Aim of the exercise: Across the entries below, the lines containing "legend" should be counted and only their number returned.

Dataset items

_____

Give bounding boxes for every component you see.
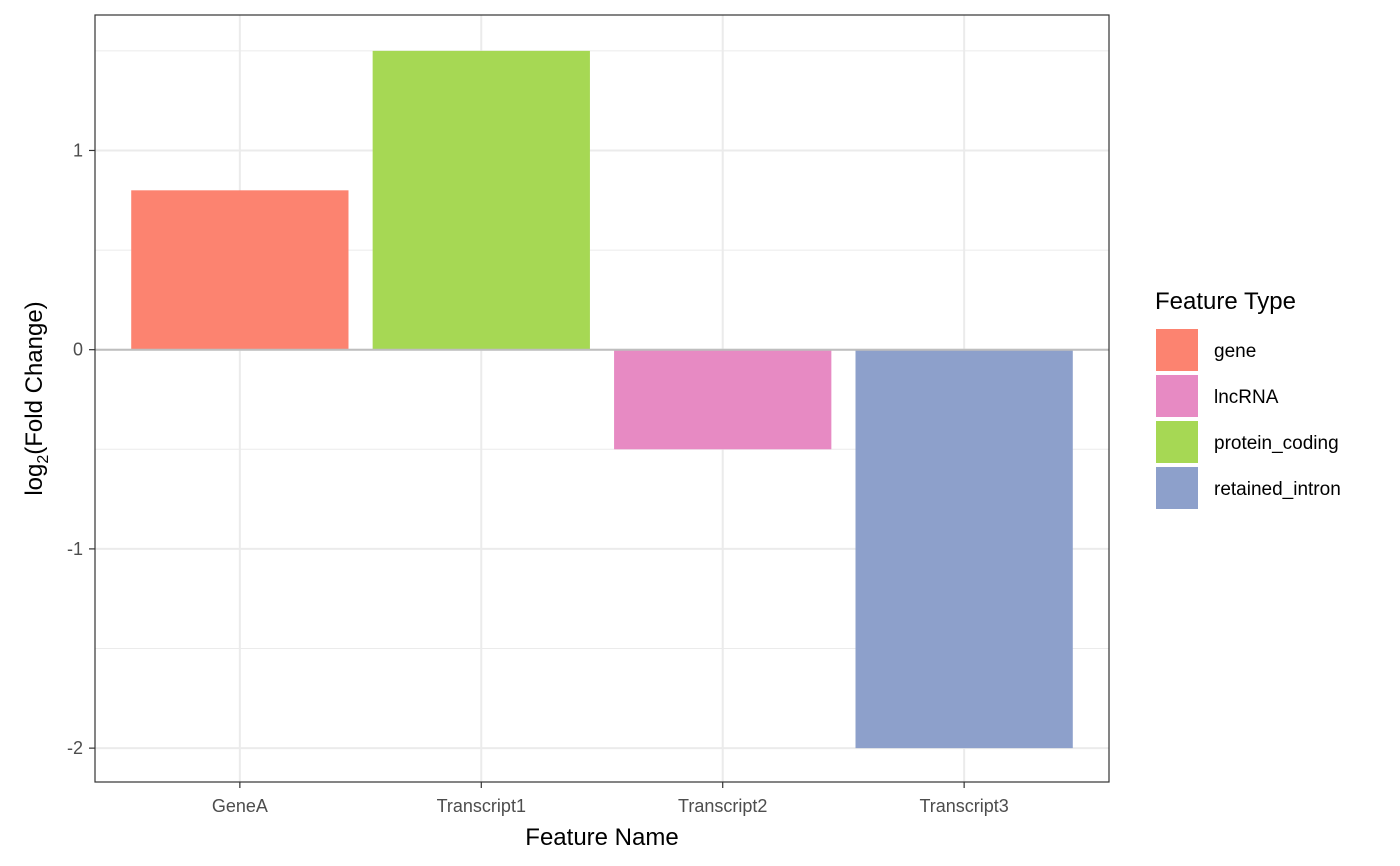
y-tick-label: 1 <box>73 140 83 160</box>
x-tick-label: Transcript2 <box>678 796 767 816</box>
legend-label: protein_coding <box>1214 433 1339 454</box>
x-axis-title: Feature Name <box>525 824 678 851</box>
x-tick-label: Transcript3 <box>919 796 1008 816</box>
y-tick-label: 0 <box>73 340 83 360</box>
legend-label: gene <box>1214 341 1256 362</box>
y-axis-title: log2(Fold Change) <box>21 301 52 495</box>
y-axis-title-main: log <box>21 464 48 496</box>
bar-genea <box>131 190 349 350</box>
legend-label: lncRNA <box>1214 387 1279 408</box>
x-axis: GeneA Transcript1 Transcript2 Transcript3 <box>212 782 1009 816</box>
y-axis: -2 -1 0 1 <box>67 140 95 758</box>
bar-transcript3 <box>855 349 1073 749</box>
legend-key-protein-coding <box>1156 421 1198 463</box>
y-tick-label: -2 <box>67 738 83 758</box>
legend-key-lncrna <box>1156 375 1198 417</box>
y-axis-title-rest: (Fold Change) <box>21 301 48 454</box>
panel-border <box>94 14 1110 783</box>
legend-key-retained-intron <box>1156 467 1198 509</box>
y-tick-label: -1 <box>67 539 83 559</box>
legend-key-gene <box>1156 329 1198 371</box>
y-axis-title-subscript: 2 <box>35 455 52 464</box>
legend: gene lncRNA protein_coding retained_intron <box>1156 329 1341 509</box>
bar-transcript1 <box>372 50 590 350</box>
bar-transcript2 <box>614 349 832 450</box>
legend-title: Feature Type <box>1155 288 1296 315</box>
bar-layer <box>131 50 1073 749</box>
legend-label: retained_intron <box>1214 479 1341 500</box>
x-tick-label: Transcript1 <box>437 796 526 816</box>
x-tick-label: GeneA <box>212 796 268 816</box>
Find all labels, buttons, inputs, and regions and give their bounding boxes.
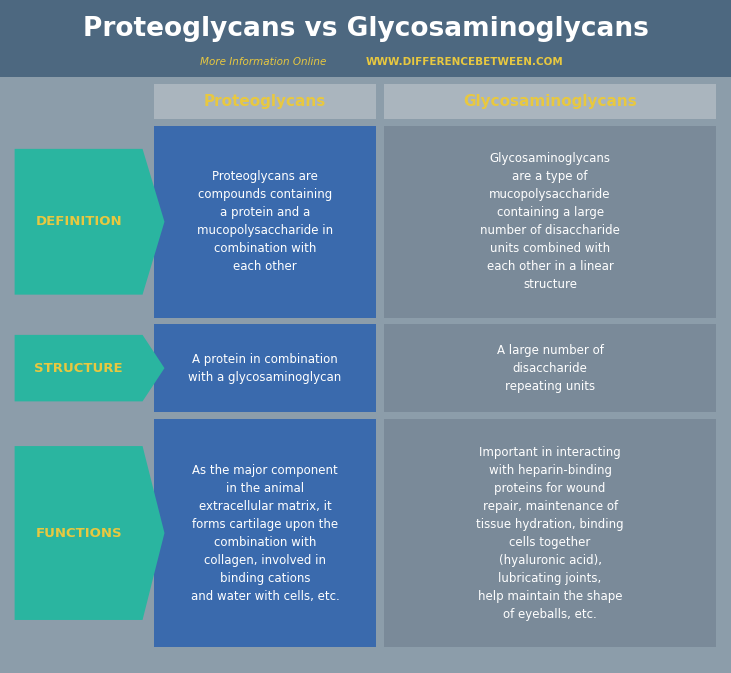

_____

Exercise result: 10